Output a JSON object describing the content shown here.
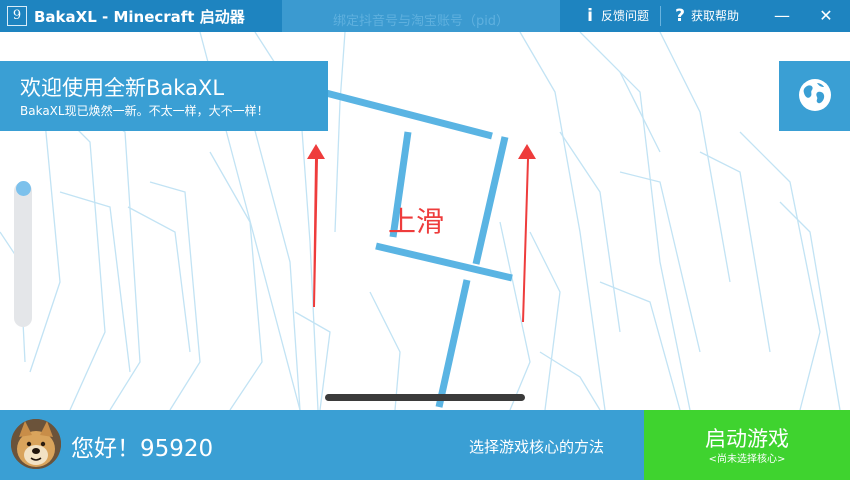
{
  "window": {
    "title": "BakaXL - Minecraft 启动器",
    "logo_glyph": "9",
    "middle_tip": "绑定抖音号与淘宝账号（pid）",
    "feedback_label": "反馈问题",
    "feedback_icon": "info-icon",
    "help_label": "获取帮助",
    "help_icon": "question-icon",
    "minimize_glyph": "—",
    "close_glyph": "✕"
  },
  "welcome": {
    "heading": "欢迎使用全新BakaXL",
    "subtitle": "BakaXL现已焕然一新。不太一样，大不一样！"
  },
  "language_button": {
    "icon": "globe-icon"
  },
  "hint": {
    "text": "上滑"
  },
  "user": {
    "greeting": "您好！95920",
    "avatar": "doge-avatar"
  },
  "footer": {
    "core_method_label": "选择游戏核心的方法"
  },
  "launch": {
    "label": "启动游戏",
    "sublabel": "<尚未选择核心>"
  },
  "colors": {
    "titlebar": "#1e84c0",
    "panel_blue": "#3a9fd4",
    "launch_green": "#3fd32f",
    "hint_red": "#ee3c3c",
    "line_blue": "#5ab4e3"
  }
}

» **The task**
Exclude the pictures. Write out the remaining data exactly.

» **Solution**
Output a JSON object describing the content shown here.
{
  "window": {
    "title": "BakaXL - Minecraft 启动器",
    "logo_glyph": "9",
    "middle_tip": "绑定抖音号与淘宝账号（pid）",
    "feedback_label": "反馈问题",
    "feedback_icon": "info-icon",
    "help_label": "获取帮助",
    "help_icon": "question-icon",
    "minimize_glyph": "—",
    "close_glyph": "✕"
  },
  "welcome": {
    "heading": "欢迎使用全新BakaXL",
    "subtitle": "BakaXL现已焕然一新。不太一样，大不一样！"
  },
  "language_button": {
    "icon": "globe-icon"
  },
  "hint": {
    "text": "上滑"
  },
  "user": {
    "greeting": "您好！95920",
    "avatar": "doge-avatar"
  },
  "footer": {
    "core_method_label": "选择游戏核心的方法"
  },
  "launch": {
    "label": "启动游戏",
    "sublabel": "<尚未选择核心>"
  },
  "colors": {
    "titlebar": "#1e84c0",
    "panel_blue": "#3a9fd4",
    "launch_green": "#3fd32f",
    "hint_red": "#ee3c3c",
    "line_blue": "#5ab4e3"
  }
}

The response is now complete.